▶ [Goal of the exercise] Using the listing below, select the lines with the word "this" and copy them.

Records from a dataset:
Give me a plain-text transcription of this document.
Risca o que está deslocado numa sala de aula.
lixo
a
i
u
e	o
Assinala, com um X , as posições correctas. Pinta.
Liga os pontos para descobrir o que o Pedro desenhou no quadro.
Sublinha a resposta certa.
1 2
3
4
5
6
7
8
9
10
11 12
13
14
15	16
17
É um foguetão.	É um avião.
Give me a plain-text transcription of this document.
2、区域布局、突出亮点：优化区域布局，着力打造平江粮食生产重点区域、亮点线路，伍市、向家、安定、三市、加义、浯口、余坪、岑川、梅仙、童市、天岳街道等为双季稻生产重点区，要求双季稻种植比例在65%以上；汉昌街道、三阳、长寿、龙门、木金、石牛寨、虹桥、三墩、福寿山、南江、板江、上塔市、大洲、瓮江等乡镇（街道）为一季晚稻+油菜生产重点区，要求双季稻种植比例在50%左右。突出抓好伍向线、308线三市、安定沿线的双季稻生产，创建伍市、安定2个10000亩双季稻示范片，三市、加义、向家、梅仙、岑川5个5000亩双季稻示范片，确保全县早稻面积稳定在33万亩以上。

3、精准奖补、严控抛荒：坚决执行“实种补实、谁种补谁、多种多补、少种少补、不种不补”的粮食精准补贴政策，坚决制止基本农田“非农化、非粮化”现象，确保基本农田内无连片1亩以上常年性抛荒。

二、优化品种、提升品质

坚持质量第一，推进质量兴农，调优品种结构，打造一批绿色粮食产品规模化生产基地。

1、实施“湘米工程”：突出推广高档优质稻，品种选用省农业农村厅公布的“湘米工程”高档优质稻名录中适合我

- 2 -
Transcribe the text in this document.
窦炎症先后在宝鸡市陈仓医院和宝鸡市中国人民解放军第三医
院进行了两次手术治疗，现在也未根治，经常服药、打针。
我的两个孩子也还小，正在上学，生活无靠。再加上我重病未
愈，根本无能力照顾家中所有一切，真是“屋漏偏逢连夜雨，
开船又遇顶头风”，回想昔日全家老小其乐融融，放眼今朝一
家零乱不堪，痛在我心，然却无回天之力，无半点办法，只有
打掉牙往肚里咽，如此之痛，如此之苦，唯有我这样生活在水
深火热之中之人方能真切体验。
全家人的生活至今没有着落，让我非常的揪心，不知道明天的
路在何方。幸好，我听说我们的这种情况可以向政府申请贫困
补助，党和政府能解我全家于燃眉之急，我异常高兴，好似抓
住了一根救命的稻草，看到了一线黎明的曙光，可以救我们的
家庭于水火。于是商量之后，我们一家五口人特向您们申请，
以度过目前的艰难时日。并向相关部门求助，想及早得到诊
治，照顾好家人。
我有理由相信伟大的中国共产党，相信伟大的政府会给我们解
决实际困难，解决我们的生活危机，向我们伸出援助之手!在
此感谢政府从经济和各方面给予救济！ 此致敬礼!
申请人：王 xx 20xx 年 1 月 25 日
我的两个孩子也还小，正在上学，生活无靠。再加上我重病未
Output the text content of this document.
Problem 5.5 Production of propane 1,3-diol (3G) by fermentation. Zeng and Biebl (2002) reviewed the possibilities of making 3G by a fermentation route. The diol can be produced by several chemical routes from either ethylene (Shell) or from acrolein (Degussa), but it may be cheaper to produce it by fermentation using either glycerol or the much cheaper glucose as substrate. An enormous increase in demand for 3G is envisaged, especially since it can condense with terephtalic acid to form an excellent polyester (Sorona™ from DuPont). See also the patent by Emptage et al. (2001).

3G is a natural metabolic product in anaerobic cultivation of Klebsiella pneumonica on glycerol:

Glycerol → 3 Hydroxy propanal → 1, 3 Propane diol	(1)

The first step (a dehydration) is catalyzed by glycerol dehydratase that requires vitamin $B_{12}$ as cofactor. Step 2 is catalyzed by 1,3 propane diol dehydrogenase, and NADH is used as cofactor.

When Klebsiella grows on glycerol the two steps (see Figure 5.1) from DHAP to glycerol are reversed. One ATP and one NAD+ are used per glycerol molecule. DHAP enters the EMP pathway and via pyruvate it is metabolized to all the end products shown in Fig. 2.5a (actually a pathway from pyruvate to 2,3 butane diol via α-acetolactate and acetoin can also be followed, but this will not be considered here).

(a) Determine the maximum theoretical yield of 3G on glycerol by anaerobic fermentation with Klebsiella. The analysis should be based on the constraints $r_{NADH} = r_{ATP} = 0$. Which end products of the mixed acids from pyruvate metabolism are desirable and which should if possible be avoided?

▶ [Written solution]
Give me a plain-text transcription of this document.
Give me a plain-text transcription of this document.
Transcribe the text in this document.
Output the text content of this document.
When Klebsiella grows on glycerol the two steps (see Figure 5.1) from DHAP to glycerol are reversed. One ATP and one NAD+ are used per glycerol molecule. DHAP enters the EMP pathway and via pyruvate it is metabolized to all the end products shown in Fig. 2.5a (actually a pathway from pyruvate to 2,3 butane diol via α-acetolactate and acetoin can also be followed, but this will not be considered here).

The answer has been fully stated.